#### Records for this exercise:
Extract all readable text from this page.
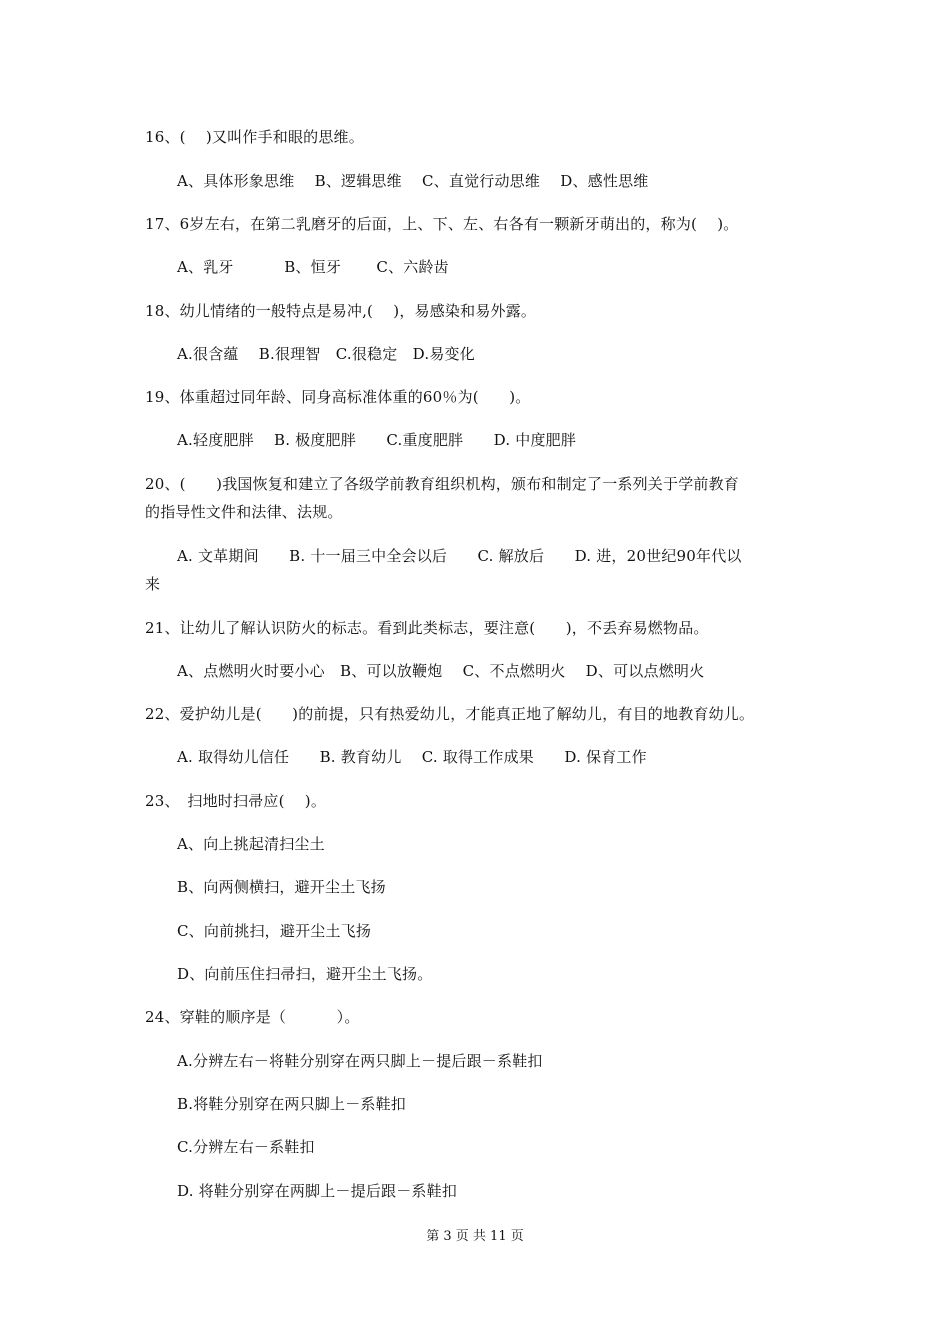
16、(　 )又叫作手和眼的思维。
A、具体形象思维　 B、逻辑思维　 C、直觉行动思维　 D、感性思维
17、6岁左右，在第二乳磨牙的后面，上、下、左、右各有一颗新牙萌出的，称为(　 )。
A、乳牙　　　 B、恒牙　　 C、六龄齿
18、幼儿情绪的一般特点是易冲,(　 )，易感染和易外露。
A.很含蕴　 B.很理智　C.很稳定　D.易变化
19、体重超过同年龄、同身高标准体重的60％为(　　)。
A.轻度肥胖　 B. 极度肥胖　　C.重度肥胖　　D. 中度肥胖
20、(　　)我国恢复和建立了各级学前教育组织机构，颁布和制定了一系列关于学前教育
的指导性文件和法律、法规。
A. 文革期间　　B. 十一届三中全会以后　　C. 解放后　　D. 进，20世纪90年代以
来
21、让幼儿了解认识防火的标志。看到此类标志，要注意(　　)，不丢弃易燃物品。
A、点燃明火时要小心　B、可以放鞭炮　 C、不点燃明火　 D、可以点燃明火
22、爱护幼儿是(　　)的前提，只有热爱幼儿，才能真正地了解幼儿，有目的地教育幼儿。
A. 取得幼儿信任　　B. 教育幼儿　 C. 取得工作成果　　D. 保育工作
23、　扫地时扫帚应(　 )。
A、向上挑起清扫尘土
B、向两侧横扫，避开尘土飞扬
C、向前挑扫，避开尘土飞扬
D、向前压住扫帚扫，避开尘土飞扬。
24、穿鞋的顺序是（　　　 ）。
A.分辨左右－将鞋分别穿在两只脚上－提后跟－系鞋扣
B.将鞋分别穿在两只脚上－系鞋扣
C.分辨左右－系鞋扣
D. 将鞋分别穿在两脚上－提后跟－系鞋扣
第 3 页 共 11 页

==

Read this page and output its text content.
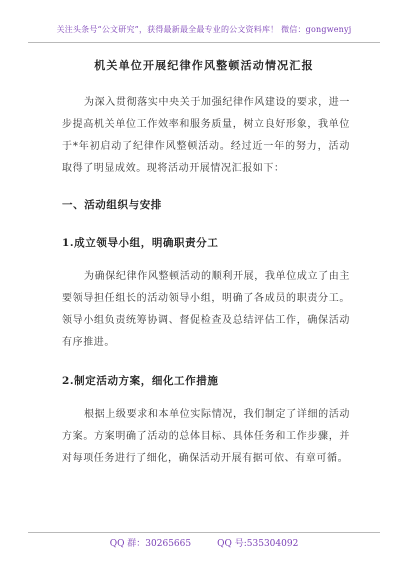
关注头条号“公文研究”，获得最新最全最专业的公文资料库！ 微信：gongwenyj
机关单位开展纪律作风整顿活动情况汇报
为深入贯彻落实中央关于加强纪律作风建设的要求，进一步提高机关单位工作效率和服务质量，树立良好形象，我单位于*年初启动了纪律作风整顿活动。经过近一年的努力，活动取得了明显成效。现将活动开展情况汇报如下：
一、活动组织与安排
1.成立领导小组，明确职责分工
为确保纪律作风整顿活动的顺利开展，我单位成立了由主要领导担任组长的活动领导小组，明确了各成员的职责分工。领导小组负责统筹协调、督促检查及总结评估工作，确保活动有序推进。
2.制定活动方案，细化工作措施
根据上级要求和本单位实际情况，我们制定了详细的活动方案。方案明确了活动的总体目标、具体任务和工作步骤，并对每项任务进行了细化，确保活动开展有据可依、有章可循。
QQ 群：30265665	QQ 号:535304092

#### Written request:
Collect every line with the string "text" from the records, and copy each.

#### Task solution:
Extract all readable text from this page.
Read this page and output its text content.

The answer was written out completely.